TASK BRIEF. Look through the records below, count the lines with the word "está", and reply with only the number.

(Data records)
-- -- --
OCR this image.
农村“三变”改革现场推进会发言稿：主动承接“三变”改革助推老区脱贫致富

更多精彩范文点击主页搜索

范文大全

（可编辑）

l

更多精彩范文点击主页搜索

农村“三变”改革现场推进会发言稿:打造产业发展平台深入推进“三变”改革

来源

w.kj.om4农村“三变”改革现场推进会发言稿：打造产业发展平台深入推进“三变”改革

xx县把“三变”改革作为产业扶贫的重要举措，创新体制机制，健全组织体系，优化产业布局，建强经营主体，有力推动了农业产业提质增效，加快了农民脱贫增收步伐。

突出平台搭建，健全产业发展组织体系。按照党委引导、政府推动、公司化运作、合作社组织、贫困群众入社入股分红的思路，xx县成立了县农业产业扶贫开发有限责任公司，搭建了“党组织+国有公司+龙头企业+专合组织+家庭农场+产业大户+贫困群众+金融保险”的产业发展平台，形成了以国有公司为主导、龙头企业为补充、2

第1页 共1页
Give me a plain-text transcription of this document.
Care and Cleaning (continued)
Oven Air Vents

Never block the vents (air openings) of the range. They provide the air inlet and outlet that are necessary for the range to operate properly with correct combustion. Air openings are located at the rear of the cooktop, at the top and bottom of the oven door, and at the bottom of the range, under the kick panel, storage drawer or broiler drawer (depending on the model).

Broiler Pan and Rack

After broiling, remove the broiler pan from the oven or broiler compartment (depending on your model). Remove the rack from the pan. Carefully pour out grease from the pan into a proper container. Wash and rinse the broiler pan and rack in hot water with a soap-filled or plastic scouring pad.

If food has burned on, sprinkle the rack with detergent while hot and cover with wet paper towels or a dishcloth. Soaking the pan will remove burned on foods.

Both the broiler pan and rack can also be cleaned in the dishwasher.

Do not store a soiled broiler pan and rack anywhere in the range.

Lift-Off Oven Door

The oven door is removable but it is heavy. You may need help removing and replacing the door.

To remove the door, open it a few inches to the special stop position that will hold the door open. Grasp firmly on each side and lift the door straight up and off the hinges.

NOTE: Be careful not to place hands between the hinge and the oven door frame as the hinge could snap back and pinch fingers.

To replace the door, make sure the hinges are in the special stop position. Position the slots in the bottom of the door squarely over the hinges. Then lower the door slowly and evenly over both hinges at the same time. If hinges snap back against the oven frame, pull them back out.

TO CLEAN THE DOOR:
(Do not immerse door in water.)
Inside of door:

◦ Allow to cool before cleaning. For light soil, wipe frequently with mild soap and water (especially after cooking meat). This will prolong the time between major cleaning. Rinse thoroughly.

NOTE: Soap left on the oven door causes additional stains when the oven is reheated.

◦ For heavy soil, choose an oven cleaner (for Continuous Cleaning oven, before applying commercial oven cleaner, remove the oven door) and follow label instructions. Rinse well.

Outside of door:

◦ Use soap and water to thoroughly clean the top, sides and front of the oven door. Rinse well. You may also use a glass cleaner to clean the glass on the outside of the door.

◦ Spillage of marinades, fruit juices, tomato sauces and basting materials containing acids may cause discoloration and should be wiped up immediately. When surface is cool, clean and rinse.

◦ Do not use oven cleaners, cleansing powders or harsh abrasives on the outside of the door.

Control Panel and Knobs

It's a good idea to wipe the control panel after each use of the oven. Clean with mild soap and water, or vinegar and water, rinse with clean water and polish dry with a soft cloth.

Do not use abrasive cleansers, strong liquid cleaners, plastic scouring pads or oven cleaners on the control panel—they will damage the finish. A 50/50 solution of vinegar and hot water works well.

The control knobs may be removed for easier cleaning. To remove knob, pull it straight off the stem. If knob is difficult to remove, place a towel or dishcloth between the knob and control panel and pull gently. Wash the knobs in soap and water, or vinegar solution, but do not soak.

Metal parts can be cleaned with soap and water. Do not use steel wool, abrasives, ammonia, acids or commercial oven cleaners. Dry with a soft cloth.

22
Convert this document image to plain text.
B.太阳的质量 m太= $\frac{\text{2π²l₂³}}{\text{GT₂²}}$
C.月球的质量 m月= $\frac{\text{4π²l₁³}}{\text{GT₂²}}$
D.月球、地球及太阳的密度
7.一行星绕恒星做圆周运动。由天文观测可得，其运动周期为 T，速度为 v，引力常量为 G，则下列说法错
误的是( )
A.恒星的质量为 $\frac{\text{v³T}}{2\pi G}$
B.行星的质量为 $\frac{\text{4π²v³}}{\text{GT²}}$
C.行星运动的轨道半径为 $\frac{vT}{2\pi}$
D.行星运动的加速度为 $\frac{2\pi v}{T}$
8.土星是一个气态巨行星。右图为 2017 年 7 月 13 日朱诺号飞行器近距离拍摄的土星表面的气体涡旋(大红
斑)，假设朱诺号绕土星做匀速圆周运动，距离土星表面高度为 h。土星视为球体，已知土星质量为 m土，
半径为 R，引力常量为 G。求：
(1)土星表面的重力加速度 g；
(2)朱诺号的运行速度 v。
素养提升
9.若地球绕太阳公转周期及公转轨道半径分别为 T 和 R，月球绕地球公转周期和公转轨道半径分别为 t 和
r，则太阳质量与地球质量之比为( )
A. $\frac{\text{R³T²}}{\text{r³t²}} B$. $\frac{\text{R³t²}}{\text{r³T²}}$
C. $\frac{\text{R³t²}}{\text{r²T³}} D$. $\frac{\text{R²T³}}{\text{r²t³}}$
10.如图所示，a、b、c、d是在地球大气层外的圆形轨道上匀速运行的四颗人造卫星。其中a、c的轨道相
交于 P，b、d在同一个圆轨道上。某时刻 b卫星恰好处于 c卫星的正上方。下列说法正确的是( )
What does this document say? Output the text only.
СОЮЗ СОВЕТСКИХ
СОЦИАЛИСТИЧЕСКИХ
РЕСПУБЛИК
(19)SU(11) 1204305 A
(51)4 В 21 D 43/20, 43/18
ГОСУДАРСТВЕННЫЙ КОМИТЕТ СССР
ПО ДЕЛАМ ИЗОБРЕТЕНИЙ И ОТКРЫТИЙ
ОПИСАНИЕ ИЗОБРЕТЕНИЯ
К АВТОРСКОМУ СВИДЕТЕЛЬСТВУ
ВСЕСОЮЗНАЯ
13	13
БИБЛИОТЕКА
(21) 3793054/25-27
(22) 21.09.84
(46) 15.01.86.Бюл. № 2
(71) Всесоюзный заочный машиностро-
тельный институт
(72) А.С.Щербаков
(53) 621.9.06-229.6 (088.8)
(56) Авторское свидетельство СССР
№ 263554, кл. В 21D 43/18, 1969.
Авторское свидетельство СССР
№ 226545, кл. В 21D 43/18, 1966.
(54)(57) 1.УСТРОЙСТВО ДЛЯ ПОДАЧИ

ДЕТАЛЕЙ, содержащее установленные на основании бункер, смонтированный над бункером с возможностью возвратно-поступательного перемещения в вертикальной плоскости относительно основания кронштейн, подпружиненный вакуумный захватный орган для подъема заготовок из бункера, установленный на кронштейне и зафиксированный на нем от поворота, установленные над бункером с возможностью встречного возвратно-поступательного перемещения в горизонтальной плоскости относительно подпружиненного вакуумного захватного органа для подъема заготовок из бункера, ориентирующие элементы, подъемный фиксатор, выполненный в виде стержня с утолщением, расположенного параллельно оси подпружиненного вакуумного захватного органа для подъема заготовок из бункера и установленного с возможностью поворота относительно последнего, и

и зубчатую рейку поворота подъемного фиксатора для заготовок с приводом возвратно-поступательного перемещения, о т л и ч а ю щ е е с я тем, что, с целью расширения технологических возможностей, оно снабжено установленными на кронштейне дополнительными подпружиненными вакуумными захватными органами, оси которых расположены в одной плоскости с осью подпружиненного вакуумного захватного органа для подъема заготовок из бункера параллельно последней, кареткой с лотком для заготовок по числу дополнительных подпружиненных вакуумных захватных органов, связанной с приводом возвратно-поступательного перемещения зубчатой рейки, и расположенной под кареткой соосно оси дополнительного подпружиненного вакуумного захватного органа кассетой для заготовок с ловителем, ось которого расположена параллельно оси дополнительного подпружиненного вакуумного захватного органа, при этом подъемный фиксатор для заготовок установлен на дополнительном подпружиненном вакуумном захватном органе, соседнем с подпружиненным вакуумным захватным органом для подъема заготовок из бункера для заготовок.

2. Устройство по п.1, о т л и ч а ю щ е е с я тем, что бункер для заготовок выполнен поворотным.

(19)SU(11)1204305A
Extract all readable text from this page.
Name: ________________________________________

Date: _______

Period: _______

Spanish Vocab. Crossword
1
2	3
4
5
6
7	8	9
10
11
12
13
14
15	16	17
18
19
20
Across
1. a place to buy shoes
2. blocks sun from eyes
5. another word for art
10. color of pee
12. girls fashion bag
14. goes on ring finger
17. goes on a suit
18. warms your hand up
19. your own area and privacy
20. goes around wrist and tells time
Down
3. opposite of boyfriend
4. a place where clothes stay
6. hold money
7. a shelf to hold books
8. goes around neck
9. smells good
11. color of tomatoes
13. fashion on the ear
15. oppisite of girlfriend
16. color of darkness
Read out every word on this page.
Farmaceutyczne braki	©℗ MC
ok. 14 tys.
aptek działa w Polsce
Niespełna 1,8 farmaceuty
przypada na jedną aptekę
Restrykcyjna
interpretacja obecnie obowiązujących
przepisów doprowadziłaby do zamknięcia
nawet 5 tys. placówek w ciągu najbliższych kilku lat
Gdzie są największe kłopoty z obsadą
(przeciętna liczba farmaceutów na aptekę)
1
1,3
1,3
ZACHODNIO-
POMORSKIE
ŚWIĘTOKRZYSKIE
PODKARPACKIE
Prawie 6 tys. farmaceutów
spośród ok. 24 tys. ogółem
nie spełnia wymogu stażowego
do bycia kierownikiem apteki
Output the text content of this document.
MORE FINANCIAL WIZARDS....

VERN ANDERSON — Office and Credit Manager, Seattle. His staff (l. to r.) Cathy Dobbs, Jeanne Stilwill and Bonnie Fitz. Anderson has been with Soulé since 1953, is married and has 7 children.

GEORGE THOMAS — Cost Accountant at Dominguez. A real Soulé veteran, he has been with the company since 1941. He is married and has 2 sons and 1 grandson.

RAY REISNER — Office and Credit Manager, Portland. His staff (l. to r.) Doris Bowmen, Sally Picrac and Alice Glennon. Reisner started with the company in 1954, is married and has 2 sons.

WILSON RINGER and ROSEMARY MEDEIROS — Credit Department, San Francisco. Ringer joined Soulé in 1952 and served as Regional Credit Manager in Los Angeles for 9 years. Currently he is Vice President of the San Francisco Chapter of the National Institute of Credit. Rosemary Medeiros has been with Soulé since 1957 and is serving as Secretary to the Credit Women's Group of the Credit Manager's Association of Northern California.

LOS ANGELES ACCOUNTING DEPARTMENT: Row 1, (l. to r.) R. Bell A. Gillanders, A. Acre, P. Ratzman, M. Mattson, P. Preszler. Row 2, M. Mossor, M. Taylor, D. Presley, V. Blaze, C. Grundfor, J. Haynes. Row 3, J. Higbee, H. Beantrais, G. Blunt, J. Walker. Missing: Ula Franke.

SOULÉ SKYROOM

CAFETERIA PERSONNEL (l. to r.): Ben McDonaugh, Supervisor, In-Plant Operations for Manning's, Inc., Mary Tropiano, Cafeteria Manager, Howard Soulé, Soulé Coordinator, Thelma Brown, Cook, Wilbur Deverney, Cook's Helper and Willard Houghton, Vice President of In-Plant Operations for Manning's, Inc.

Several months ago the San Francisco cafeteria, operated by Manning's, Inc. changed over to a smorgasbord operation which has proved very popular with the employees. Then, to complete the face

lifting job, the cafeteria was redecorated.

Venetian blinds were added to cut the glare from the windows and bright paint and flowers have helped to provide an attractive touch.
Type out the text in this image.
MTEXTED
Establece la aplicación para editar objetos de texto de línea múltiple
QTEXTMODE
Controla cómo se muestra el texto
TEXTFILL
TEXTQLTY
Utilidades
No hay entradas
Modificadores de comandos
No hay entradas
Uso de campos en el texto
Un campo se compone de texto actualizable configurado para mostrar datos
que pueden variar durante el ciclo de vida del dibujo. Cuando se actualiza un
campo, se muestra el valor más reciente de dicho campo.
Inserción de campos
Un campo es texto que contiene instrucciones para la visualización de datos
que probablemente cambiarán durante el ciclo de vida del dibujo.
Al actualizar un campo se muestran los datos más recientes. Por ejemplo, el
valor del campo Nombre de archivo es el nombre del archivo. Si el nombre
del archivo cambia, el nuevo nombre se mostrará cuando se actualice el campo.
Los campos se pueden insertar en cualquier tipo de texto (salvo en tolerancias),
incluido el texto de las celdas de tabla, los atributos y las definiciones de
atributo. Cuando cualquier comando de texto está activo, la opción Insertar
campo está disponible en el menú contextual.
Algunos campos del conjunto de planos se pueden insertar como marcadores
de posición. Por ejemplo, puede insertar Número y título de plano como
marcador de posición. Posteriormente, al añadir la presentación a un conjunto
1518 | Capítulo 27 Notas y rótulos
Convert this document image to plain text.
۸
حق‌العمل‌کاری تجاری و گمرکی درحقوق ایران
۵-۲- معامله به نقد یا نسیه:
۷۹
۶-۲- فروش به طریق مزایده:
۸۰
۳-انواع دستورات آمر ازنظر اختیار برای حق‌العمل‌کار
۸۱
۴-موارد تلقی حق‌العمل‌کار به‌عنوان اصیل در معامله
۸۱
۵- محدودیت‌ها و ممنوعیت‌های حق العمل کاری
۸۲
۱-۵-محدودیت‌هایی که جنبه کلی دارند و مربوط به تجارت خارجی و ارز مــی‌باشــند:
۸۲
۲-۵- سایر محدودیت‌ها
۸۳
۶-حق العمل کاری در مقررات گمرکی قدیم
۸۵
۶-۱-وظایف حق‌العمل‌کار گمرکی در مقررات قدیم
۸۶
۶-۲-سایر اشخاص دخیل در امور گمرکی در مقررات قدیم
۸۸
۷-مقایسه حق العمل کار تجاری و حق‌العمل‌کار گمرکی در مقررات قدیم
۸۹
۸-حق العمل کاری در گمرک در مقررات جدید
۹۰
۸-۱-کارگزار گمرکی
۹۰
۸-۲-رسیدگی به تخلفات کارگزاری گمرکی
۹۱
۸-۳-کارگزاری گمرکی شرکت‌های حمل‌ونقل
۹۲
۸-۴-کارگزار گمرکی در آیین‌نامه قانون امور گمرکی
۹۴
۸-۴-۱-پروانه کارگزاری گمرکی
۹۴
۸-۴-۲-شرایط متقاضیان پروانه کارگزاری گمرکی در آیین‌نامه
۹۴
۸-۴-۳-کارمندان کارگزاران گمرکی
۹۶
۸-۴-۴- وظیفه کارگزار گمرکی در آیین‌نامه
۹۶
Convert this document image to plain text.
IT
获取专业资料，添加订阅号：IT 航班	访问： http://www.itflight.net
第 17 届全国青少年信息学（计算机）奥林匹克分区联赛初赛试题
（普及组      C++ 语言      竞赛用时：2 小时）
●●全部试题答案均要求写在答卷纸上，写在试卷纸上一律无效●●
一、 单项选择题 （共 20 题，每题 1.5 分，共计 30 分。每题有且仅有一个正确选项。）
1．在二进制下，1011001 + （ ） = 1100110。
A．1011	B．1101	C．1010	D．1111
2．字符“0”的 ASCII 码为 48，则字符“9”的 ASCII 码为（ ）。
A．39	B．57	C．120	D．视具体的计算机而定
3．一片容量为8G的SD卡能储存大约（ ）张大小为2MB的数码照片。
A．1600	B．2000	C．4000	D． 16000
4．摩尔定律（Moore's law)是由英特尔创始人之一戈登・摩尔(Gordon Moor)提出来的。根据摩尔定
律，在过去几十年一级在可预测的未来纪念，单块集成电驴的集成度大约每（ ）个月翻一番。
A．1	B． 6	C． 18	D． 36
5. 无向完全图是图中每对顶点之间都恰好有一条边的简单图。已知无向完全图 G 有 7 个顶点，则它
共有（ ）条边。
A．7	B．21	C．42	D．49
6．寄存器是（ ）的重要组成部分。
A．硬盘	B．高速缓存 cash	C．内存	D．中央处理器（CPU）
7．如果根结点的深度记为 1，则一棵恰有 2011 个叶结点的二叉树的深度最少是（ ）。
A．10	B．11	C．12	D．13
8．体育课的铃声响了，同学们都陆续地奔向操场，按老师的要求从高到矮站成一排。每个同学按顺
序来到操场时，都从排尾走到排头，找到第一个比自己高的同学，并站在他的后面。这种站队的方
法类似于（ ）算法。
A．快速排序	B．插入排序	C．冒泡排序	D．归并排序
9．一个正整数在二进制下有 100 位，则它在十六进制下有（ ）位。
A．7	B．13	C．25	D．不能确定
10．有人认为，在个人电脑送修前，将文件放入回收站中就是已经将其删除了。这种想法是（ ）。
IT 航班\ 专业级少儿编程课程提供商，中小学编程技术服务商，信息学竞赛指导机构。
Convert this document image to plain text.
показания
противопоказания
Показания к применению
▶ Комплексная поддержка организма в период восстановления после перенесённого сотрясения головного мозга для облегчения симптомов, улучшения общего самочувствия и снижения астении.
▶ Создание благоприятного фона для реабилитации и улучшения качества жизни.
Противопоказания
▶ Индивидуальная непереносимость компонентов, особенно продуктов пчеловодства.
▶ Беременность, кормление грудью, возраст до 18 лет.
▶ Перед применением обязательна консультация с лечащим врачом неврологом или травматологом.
-- -- --
ANSWER FOR THE TASK. 2